▶ _CONSIGNE_:
Recopiez sans rien modifier le passage du récit sur le repli face aux Bulgares qui commence par « Ils sont très » et se poursuit jusqu'à « tente pour dormir. ».

▶ _DOCUMENT SOURCE_:
☆ ☆ ☆ ☆ ☆ ☆ ☆
Ils sont très fatigués et ont eu beaucoup de difficultés depuis notre départ. Ils ont ravitaillé bien près des Bulgares et sont rentrés par des routes peu sures. Ils ont trouvé en route un pauvre zouave qui s’était tiré un coup de fusil dans la tête, sans doute, se voyant égaré dans le brouillard a-t-il préféré le suicide à être torturé par les Bulgares. La journée s’est passée fort tranquille, pas de canonnade, les nôtres se sont repliés près de nous et on ne sait pas si les Bulgares ont passé la frontière et nous suivent. Mais on ne sait pas non plus si nous rentrons à Salonique et pour tous l’important est de quitter ce pays. Je ne suis pas le seul à ressentir dans cette journée des symptômes de fièvre. Beaucoup sont comme moi, maux de tête, lassitude, maux de cœur. Enfin la nuit venue on a vite mangé et aussitôt dans la tente pour dormir.
☆ ☆ ☆ ☆ ☆ ☆ ☆
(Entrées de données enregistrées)
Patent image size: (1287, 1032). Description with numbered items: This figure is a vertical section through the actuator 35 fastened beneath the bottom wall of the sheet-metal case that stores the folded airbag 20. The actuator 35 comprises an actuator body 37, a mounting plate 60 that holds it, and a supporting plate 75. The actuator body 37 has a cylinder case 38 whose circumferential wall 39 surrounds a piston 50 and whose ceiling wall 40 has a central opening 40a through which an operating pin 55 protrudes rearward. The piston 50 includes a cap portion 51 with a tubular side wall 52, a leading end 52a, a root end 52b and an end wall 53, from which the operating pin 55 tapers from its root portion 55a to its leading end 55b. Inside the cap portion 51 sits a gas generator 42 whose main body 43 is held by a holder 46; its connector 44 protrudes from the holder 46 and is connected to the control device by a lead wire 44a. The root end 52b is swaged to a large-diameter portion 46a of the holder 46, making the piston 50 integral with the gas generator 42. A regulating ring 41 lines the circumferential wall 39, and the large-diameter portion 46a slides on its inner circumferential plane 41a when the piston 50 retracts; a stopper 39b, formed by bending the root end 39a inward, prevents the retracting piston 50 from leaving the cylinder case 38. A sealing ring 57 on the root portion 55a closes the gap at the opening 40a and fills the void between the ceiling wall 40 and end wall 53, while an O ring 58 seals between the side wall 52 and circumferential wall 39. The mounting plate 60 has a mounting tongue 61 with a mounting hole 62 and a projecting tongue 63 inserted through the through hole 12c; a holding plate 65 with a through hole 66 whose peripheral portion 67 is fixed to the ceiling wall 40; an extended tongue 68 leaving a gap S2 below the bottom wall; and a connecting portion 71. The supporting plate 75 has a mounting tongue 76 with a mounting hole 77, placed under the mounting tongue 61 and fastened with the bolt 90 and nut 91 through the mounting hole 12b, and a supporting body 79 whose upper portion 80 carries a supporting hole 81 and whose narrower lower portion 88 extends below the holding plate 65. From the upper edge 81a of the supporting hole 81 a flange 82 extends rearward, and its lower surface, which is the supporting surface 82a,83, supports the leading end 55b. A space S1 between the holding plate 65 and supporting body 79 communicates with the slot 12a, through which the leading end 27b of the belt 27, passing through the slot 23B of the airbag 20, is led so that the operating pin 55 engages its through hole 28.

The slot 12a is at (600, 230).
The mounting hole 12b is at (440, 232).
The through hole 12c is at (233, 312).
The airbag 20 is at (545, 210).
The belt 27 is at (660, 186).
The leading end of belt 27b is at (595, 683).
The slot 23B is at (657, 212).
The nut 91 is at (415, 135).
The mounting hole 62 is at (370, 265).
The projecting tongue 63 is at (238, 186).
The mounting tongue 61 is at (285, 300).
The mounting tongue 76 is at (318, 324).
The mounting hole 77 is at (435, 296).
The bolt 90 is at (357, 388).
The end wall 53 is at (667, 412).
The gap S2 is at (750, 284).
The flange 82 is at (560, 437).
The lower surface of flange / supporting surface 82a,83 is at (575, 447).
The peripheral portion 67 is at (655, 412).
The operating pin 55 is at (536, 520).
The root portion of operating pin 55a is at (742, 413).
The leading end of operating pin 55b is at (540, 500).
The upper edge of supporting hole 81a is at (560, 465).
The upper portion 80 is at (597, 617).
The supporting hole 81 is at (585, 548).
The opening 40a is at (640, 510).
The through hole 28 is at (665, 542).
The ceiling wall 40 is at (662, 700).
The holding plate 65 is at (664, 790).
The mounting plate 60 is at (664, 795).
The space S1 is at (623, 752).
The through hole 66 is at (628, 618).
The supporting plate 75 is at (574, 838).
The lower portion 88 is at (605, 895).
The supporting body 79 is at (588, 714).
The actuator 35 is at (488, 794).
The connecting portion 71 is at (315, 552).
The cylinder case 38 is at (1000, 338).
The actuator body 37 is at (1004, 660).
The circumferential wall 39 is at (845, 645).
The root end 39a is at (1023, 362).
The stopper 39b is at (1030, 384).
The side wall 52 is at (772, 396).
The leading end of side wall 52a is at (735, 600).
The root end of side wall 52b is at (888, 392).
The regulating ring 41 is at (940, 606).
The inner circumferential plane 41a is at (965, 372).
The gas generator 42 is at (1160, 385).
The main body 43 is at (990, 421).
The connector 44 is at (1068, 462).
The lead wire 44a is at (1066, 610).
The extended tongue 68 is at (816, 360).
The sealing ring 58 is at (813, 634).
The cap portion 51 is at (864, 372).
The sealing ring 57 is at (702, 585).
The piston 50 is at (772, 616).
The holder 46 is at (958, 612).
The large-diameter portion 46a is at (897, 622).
☆ ☆ ☆ ☆ ☆ ☆ ☆
▶ _RÉPONSE ATTENDUE_:
Ils sont très fatigués et ont eu beaucoup de difficultés depuis notre départ. Ils ont ravitaillé bien près des Bulgares et sont rentrés par des routes peu sures. Ils ont trouvé en route un pauvre zouave qui s’était tiré un coup de fusil dans la tête, sans doute, se voyant égaré dans le brouillard a-t-il préféré le suicide à être torturé par les Bulgares. La journée s’est passée fort tranquille, pas de canonnade, les nôtres se sont repliés près de nous et on ne sait pas si les Bulgares ont passé la frontière et nous suivent. Mais on ne sait pas non plus si nous rentrons à Salonique et pour tous l’important est de quitter ce pays. Je ne suis pas le seul à ressentir dans cette journée des symptômes de fièvre. Beaucoup sont comme moi, maux de tête, lassitude, maux de cœur. Enfin la nuit venue on a vite mangé et aussitôt dans la tente pour dormir.